* What to work on
Could you write out every record below exactly, leaving out any pictures?

= = = = =

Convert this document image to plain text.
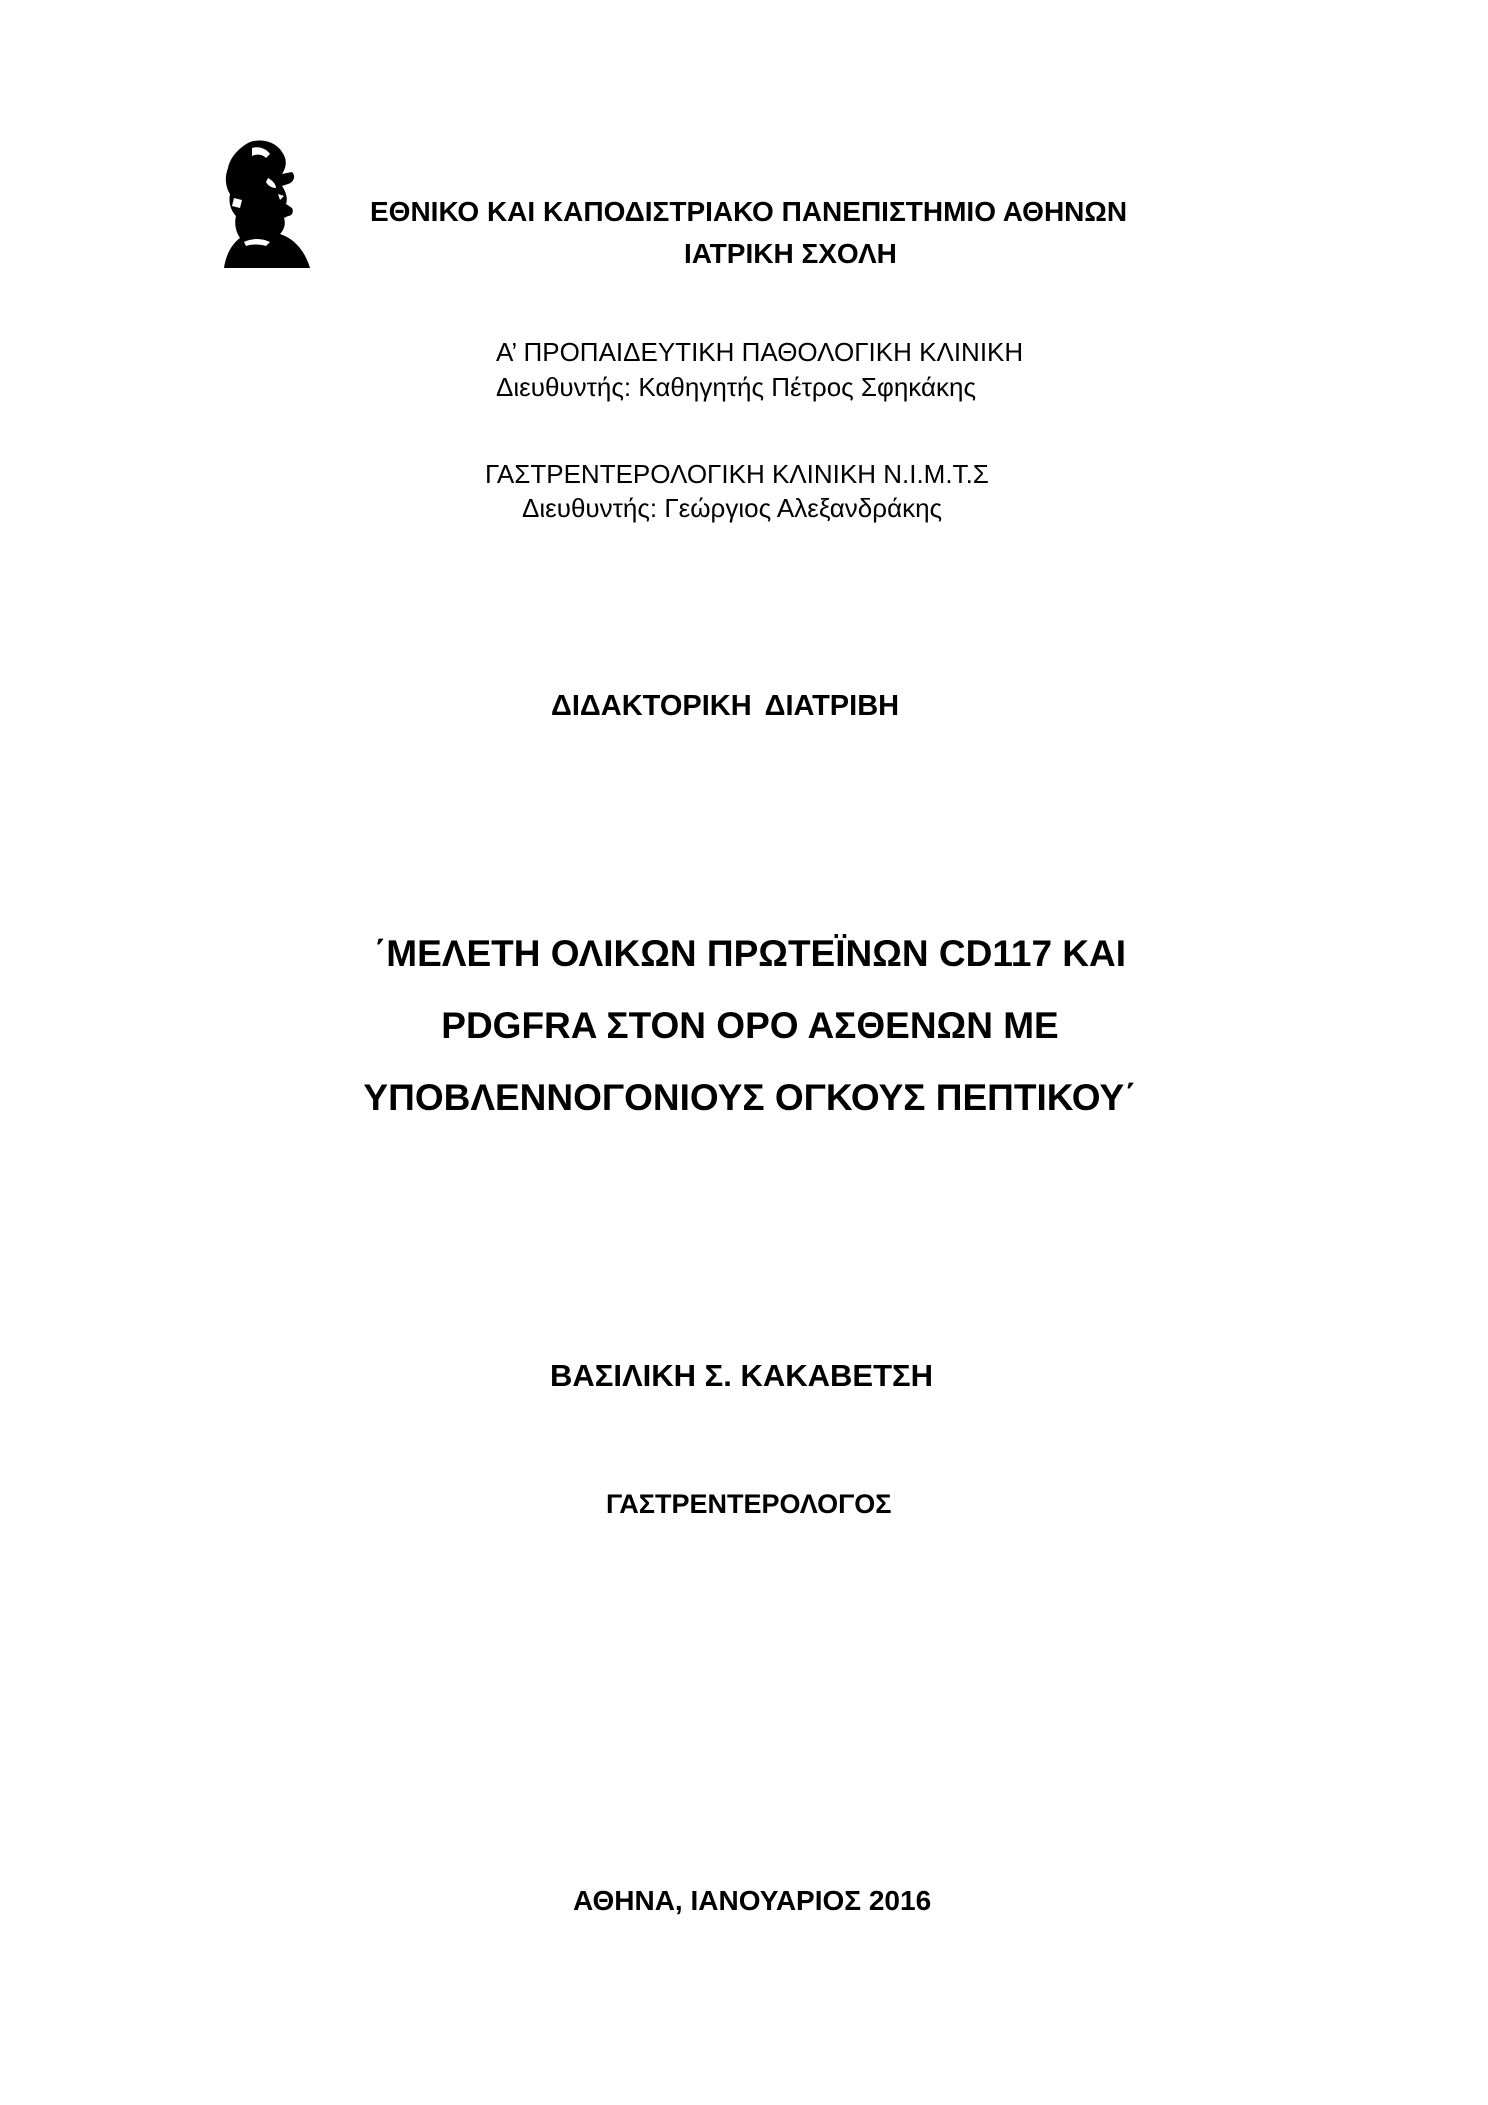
ΕΘΝΙΚΟ ΚΑΙ ΚΑΠΟΔΙΣΤΡΙΑΚΟ ΠΑΝΕΠΙΣΤΗΜΙΟ ΑΘΗΝΩΝ

ΙΑΤΡΙΚΗ ΣΧΟΛΗ

Α’ ΠΡΟΠΑΙΔΕΥΤΙΚΗ ΠΑΘΟΛΟΓΙΚΗ ΚΛΙΝΙΚΗ

Διευθυντής: Καθηγητής Πέτρος Σφηκάκης

ΓΑΣΤΡΕΝΤΕΡΟΛΟΓΙΚΗ ΚΛΙΝΙΚΗ Ν.Ι.Μ.Τ.Σ

Διευθυντής: Γεώργιος Αλεξανδράκης

ΔΙΔΑΚΤΟΡΙΚΗ ΔΙΑΤΡΙΒΗ

΄ΜΕΛΕΤΗ ΟΛΙΚΩΝ ΠΡΩΤΕΪΝΩΝ CD117 ΚΑΙ
PDGFRA ΣΤΟΝ ΟΡΟ ΑΣΘΕΝΩΝ ΜΕ
ΥΠΟΒΛΕΝΝΟΓΟΝΙΟΥΣ ΟΓΚΟΥΣ ΠΕΠΤΙΚΟΥ΄

ΒΑΣΙΛΙΚΗ Σ. ΚΑΚΑΒΕΤΣΗ

ΓΑΣΤΡΕΝΤΕΡΟΛΟΓΟΣ

ΑΘΗΝΑ, ΙΑΝΟΥΑΡΙΟΣ 2016
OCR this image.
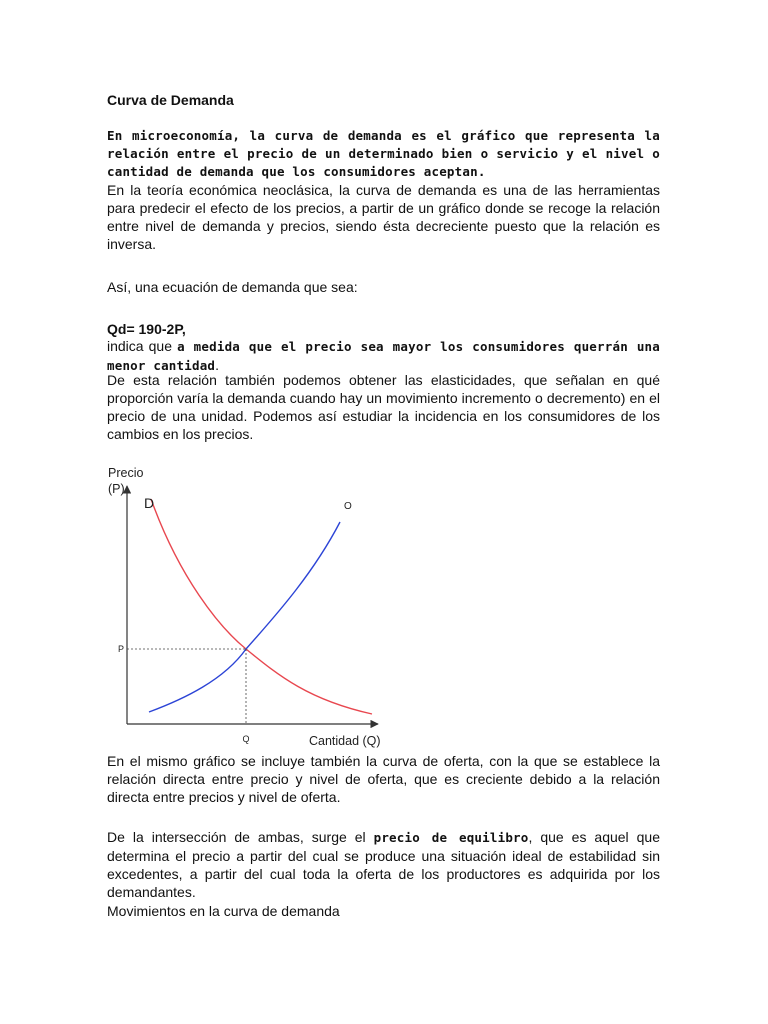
Curva de Demanda

En microeconomía, la curva de demanda es el gráfico que representa la relación entre el precio de un determinado bien o servicio y el nivel o cantidad de demanda que los consumidores aceptan.

En la teoría económica neoclásica, la curva de demanda es una de las herramientas para predecir el efecto de los precios, a partir de un gráfico donde se recoge la relación entre nivel de demanda y precios, siendo ésta decreciente puesto que la relación es inversa.

Así, una ecuación de demanda que sea:

Qd= 190-2P,

indica que a medida que el precio sea mayor los consumidores querrán una menor cantidad.

De esta relación también podemos obtener las elasticidades, que señalan en qué proporción varía la demanda cuando hay un movimiento incremento o decremento) en el precio de una unidad. Podemos así estudiar la incidencia en los consumidores de los cambios en los precios.

Precio
(P)
Cantidad (Q)
Q
P
D	O

En el mismo gráfico se incluye también la curva de oferta, con la que se establece la relación directa entre precio y nivel de oferta, que es creciente debido a la relación directa entre precios y nivel de oferta.

De la intersección de ambas, surge el precio de equilibro, que es aquel que determina el precio a partir del cual se produce una situación ideal de estabilidad sin excedentes, a partir del cual toda la oferta de los productores es adquirida por los demandantes.

Movimientos en la curva de demanda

= = = = =

* Answer below
Convert this document image to plain text.
ΕΘΝΙΚΟ ΚΑΙ ΚΑΠΟΔΙΣΤΡΙΑΚΟ ΠΑΝΕΠΙΣΤΗΜΙΟ ΑΘΗΝΩΝ

ΙΑΤΡΙΚΗ ΣΧΟΛΗ

Α’ ΠΡΟΠΑΙΔΕΥΤΙΚΗ ΠΑΘΟΛΟΓΙΚΗ ΚΛΙΝΙΚΗ

Διευθυντής: Καθηγητής Πέτρος Σφηκάκης

ΓΑΣΤΡΕΝΤΕΡΟΛΟΓΙΚΗ ΚΛΙΝΙΚΗ Ν.Ι.Μ.Τ.Σ

Διευθυντής: Γεώργιος Αλεξανδράκης

ΔΙΔΑΚΤΟΡΙΚΗ ΔΙΑΤΡΙΒΗ

΄ΜΕΛΕΤΗ ΟΛΙΚΩΝ ΠΡΩΤΕΪΝΩΝ CD117 ΚΑΙ
PDGFRA ΣΤΟΝ ΟΡΟ ΑΣΘΕΝΩΝ ΜΕ
ΥΠΟΒΛΕΝΝΟΓΟΝΙΟΥΣ ΟΓΚΟΥΣ ΠΕΠΤΙΚΟΥ΄

ΒΑΣΙΛΙΚΗ Σ. ΚΑΚΑΒΕΤΣΗ

ΓΑΣΤΡΕΝΤΕΡΟΛΟΓΟΣ

ΑΘΗΝΑ, ΙΑΝΟΥΑΡΙΟΣ 2016
OCR this image.
Curva de Demanda

En microeconomía, la curva de demanda es el gráfico que representa la relación entre el precio de un determinado bien o servicio y el nivel o cantidad de demanda que los consumidores aceptan.

En la teoría económica neoclásica, la curva de demanda es una de las herramientas para predecir el efecto de los precios, a partir de un gráfico donde se recoge la relación entre nivel de demanda y precios, siendo ésta decreciente puesto que la relación es inversa.

Así, una ecuación de demanda que sea:

Qd= 190-2P,

indica que a medida que el precio sea mayor los consumidores querrán una menor cantidad.

De esta relación también podemos obtener las elasticidades, que señalan en qué proporción varía la demanda cuando hay un movimiento incremento o decremento) en el precio de una unidad. Podemos así estudiar la incidencia en los consumidores de los cambios en los precios.

Precio
(P)
Cantidad (Q)
Q
P
D	O

En el mismo gráfico se incluye también la curva de oferta, con la que se establece la relación directa entre precio y nivel de oferta, que es creciente debido a la relación directa entre precios y nivel de oferta.

De la intersección de ambas, surge el precio de equilibro, que es aquel que determina el precio a partir del cual se produce una situación ideal de estabilidad sin excedentes, a partir del cual toda la oferta de los productores es adquirida por los demandantes.

Movimientos en la curva de demanda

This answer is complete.